What to produce:
Examine each line of the data. Copy those that contain the string "всех".

Extracted information:

________________

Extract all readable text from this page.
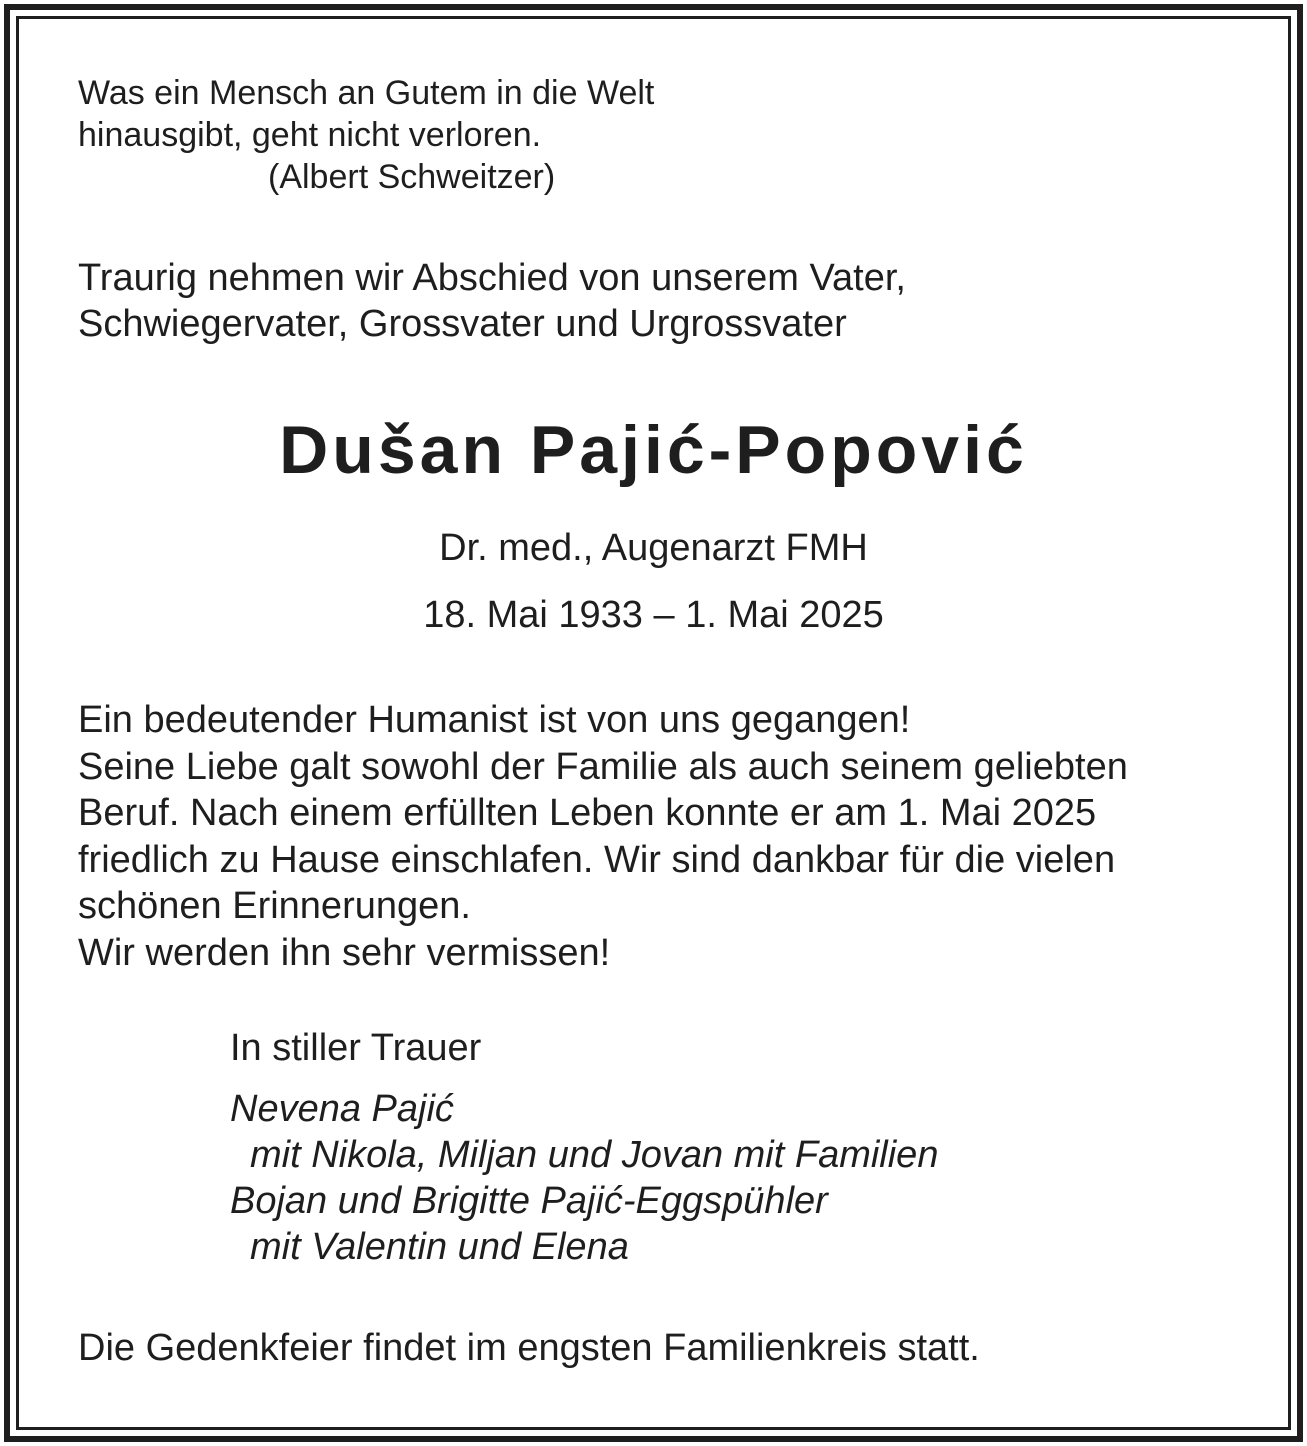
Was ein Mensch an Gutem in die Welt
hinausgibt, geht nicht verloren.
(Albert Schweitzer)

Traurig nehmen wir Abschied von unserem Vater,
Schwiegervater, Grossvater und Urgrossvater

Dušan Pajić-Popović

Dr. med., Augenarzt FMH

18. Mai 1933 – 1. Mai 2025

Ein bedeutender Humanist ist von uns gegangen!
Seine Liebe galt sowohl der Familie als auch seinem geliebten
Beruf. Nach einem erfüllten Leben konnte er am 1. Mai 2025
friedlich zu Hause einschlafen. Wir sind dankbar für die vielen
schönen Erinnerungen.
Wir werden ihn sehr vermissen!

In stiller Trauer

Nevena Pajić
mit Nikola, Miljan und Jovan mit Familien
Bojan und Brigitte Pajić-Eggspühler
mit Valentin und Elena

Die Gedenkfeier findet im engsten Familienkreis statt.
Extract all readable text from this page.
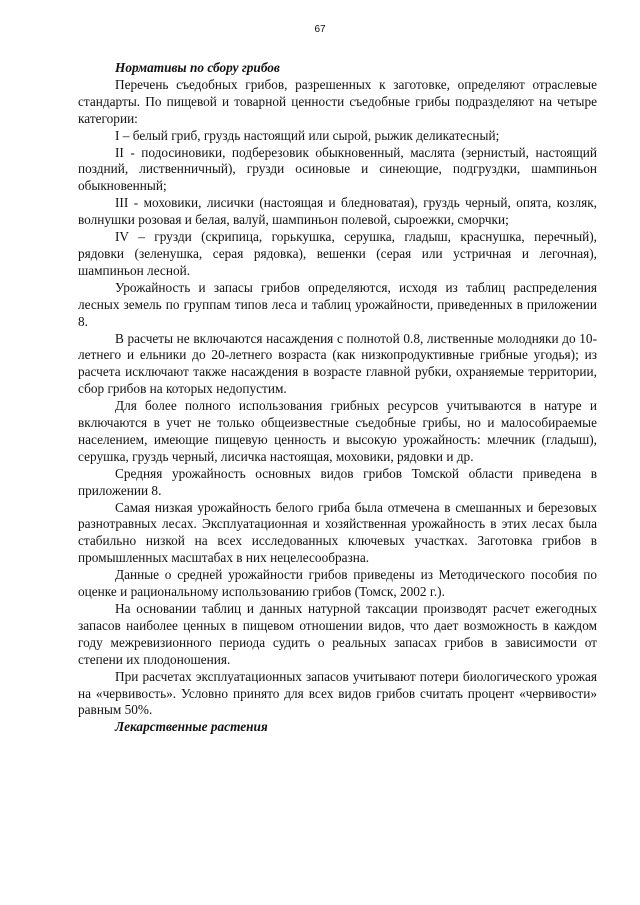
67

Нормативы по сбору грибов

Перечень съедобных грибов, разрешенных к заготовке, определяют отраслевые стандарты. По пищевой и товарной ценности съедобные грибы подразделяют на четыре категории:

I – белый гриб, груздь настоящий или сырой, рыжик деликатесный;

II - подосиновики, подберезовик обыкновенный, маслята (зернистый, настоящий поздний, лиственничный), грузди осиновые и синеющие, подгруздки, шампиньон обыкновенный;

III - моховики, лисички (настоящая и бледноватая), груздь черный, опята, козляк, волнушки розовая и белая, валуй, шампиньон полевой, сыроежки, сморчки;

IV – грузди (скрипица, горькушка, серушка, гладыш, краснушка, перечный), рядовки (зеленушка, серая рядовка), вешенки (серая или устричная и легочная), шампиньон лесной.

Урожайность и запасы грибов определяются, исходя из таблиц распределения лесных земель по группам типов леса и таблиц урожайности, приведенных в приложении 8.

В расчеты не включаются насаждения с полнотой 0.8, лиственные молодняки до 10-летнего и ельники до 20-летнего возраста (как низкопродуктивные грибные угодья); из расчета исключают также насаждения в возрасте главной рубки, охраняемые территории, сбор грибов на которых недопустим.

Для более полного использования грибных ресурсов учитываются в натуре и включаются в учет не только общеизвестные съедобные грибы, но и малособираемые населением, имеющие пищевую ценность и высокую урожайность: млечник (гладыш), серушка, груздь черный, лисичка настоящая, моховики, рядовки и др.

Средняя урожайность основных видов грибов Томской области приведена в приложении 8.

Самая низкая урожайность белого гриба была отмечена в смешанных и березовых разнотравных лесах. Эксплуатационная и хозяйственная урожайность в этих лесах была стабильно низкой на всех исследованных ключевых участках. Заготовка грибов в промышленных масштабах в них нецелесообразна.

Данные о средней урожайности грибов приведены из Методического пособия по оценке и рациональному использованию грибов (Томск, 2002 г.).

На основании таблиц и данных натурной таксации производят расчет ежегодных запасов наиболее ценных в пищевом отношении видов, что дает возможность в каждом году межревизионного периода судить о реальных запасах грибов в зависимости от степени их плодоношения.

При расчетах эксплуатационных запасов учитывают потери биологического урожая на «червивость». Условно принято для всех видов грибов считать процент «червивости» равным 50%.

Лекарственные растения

________________

Result below:
Самая низкая урожайность белого гриба была отмечена в смешанных и березовых разнотравных лесах. Эксплуатационная и хозяйственная урожайность в этих лесах была стабильно низкой на всех исследованных ключевых участках. Заготовка грибов в промышленных масштабах в них нецелесообразна.
При расчетах эксплуатационных запасов учитывают потери биологического урожая на «червивость». Условно принято для всех видов грибов считать процент «червивости» равным 50%.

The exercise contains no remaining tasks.